Quote exactly the part of the article on mental illness-related TPD claims that opens with the words containing "Super funds urged" and closes with "to new research.".

→ **Extracted text**
-------------------------

Super funds urged to target mental illness-related TPD claims
Published 06 Nov 2014
Total and permanent disability (TPD) claims relating to mental health issues are set to be a new target for super funds and their insurers, according to new research.
Figures from SuperFriend, a non-profit health foundation established by industry super funds, showed TPD claims for mental illnesses cost nearly $148 million over a five-year period.
This represented an average payout of $82,960 per claim across the 13 ‘all profit to member’ super funds and the six insurance groups that covered them.
SuperFriend and IFS Insurance Solutions compiled data from between 2007 and 2011, including information on 4.1 million super fund members.
The research was completed as part of the Super Mental Illness National Data (SuperMIND) project, which assessed claims regarding mental health problems in relation to both TPD and income protection (IP).
Boosting industry understanding
According to SuperFriend, suicide rates by gender, location and age were also analysed in an effort to better understand mental illnesses and provide more support to fund members.

-------------------------

→ **Given entries**
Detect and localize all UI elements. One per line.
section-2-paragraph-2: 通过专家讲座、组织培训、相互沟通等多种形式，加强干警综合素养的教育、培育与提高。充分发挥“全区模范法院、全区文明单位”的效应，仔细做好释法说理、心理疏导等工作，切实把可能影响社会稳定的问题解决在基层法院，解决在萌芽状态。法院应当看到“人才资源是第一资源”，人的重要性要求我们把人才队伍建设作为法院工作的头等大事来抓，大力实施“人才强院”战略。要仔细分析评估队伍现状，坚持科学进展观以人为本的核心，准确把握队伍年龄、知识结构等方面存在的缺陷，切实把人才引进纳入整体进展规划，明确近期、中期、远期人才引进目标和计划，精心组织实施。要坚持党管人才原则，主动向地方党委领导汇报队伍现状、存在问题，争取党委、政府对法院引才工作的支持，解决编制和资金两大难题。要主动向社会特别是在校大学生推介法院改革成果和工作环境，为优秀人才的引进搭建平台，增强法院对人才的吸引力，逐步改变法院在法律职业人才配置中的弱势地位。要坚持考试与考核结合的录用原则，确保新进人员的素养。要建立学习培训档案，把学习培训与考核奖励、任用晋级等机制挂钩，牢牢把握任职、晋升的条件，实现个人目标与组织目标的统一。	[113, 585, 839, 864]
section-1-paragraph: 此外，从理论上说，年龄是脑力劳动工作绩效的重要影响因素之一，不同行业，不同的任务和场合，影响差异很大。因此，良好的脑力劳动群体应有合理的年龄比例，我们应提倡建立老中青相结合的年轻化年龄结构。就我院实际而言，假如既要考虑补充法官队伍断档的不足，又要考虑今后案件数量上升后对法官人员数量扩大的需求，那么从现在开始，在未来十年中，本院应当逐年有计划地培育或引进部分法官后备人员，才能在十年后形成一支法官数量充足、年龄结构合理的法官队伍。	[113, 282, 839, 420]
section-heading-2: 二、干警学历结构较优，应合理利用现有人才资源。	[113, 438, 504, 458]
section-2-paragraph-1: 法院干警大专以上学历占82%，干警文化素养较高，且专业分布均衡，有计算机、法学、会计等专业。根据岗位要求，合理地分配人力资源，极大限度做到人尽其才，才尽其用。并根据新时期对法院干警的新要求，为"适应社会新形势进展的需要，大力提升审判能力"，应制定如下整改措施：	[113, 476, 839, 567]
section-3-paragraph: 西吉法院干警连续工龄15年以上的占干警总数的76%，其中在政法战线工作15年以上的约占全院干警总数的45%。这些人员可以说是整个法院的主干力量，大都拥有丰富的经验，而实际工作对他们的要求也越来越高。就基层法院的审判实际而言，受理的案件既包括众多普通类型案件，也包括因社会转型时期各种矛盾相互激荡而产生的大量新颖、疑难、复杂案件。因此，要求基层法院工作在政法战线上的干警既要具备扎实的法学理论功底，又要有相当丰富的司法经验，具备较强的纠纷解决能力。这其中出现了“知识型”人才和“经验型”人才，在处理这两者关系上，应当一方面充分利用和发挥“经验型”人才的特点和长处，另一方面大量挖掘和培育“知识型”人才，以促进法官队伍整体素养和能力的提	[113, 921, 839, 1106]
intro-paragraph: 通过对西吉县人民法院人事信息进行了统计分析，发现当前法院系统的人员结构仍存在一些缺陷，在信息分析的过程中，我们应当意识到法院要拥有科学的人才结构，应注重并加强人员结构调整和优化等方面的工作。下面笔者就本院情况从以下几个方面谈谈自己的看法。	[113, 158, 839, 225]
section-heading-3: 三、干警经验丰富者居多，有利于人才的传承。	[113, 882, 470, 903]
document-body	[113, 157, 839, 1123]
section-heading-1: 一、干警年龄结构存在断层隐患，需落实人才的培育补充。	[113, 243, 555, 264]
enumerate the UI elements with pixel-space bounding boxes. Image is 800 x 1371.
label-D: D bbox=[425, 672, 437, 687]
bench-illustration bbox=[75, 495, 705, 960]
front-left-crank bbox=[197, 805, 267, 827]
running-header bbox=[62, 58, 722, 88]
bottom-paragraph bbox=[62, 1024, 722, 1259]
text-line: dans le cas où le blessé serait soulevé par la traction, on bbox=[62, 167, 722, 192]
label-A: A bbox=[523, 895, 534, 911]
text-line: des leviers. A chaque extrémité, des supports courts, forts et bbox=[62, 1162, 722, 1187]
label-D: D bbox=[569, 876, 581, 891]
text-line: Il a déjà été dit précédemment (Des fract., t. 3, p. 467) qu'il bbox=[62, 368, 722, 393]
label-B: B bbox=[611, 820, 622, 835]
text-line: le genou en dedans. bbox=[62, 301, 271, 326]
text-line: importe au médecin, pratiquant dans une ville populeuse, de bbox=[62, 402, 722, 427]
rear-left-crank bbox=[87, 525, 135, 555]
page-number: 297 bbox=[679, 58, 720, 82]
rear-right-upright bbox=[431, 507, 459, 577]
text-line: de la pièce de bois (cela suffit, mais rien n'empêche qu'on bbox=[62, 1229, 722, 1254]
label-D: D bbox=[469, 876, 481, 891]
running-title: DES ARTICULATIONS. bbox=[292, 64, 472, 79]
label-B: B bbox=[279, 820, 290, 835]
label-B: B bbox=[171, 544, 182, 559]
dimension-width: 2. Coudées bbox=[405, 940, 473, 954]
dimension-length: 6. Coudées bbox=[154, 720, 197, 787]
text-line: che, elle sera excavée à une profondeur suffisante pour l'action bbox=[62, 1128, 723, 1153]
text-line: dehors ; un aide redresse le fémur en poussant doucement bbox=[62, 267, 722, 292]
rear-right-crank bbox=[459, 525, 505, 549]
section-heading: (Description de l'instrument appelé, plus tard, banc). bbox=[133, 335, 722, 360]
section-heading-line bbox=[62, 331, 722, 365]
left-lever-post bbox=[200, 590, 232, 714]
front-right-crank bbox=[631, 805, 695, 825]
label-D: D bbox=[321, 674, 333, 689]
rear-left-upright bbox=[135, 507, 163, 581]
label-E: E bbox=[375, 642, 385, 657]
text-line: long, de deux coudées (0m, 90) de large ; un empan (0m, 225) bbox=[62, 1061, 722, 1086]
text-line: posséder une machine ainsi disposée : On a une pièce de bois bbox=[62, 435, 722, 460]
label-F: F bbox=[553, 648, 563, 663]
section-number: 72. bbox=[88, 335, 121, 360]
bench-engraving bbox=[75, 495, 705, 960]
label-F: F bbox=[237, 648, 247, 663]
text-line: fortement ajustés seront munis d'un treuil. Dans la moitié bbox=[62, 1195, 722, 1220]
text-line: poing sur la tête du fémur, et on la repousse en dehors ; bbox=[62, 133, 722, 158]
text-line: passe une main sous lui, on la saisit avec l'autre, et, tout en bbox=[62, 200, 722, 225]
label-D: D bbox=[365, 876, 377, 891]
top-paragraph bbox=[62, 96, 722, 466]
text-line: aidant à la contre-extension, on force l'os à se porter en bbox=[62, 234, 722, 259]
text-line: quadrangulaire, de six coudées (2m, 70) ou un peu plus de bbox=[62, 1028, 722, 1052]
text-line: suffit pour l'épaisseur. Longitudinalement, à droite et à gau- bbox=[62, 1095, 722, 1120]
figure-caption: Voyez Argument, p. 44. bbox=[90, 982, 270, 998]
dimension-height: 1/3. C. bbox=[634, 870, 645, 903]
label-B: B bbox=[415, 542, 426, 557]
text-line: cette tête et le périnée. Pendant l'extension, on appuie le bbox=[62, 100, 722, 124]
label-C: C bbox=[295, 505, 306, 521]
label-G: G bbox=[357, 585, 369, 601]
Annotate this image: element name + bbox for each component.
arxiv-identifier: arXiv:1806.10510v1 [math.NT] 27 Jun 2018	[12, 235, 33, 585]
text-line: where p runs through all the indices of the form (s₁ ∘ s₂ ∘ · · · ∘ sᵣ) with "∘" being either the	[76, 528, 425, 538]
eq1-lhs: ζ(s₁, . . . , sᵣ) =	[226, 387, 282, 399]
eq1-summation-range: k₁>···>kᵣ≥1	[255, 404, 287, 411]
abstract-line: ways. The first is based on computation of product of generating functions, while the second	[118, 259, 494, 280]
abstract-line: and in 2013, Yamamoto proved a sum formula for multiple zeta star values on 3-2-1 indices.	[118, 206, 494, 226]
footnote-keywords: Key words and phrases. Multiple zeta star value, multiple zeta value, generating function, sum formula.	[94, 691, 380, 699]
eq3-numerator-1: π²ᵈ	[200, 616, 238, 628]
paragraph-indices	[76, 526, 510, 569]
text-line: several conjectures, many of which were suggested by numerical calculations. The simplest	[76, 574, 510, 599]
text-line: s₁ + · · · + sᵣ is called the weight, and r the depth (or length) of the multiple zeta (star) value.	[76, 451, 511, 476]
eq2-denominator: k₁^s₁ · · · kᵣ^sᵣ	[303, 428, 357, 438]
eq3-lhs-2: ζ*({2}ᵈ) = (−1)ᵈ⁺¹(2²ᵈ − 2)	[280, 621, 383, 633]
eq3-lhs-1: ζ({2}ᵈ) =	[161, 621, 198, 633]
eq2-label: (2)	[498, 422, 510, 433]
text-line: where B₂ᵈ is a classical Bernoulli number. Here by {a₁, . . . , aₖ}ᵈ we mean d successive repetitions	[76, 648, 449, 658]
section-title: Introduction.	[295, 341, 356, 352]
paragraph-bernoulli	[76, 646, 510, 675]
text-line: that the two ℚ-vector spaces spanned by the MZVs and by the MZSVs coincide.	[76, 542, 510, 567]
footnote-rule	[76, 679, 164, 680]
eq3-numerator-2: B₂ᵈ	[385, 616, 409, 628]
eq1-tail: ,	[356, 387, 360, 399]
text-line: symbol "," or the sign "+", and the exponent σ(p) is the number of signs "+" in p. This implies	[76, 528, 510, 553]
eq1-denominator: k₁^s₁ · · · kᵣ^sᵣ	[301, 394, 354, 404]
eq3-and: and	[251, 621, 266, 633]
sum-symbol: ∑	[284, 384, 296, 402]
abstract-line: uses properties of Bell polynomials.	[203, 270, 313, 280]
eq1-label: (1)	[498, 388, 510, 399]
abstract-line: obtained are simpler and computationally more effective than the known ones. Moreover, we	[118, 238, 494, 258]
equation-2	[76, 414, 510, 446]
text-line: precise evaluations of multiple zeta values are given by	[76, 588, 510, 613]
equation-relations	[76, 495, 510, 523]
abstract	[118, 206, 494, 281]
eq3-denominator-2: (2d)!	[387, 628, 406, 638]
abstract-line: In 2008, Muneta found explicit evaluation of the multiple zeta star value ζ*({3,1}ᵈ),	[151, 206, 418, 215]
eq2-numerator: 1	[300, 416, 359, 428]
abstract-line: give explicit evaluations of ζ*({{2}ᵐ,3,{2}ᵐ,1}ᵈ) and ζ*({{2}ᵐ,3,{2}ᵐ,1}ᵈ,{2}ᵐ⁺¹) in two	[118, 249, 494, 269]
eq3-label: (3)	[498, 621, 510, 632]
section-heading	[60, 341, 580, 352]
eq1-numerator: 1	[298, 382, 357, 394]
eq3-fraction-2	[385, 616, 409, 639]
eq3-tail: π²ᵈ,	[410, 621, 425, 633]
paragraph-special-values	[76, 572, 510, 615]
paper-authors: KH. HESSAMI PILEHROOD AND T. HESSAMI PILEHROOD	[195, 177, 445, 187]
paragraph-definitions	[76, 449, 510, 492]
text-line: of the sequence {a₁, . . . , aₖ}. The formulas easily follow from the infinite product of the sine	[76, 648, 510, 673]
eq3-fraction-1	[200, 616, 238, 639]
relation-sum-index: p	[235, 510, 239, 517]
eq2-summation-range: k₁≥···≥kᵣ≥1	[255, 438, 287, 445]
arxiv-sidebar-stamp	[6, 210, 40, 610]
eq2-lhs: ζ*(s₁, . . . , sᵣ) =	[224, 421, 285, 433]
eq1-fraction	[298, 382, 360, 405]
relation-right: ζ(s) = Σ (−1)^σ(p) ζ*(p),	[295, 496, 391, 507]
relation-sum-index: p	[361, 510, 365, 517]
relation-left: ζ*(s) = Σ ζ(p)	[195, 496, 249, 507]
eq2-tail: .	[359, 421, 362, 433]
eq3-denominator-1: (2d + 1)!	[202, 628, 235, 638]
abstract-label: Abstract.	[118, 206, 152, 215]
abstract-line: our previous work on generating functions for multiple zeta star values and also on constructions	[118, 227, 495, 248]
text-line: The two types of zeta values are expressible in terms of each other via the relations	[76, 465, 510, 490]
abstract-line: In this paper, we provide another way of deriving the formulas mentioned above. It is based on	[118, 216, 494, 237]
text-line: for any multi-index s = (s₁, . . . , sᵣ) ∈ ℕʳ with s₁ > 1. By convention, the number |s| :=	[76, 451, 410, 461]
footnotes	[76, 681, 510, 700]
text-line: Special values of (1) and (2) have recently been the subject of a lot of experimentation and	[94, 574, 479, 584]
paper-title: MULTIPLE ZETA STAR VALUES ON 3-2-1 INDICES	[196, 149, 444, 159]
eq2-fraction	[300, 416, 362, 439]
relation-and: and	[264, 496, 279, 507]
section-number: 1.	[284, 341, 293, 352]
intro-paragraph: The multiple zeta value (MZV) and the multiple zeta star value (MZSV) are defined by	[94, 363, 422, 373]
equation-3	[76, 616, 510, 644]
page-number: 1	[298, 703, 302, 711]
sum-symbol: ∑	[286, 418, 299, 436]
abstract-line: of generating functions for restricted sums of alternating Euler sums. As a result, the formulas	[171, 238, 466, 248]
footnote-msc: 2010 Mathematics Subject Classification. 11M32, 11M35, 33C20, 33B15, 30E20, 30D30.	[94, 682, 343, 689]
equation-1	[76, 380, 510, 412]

-------------------------

→ **Expected answer**
Super funds urged to target mental illness-related TPD claims
Published 06 Nov 2014
Total and permanent disability (TPD) claims relating to mental health issues are set to be a new target for super funds and their insurers, according to new research.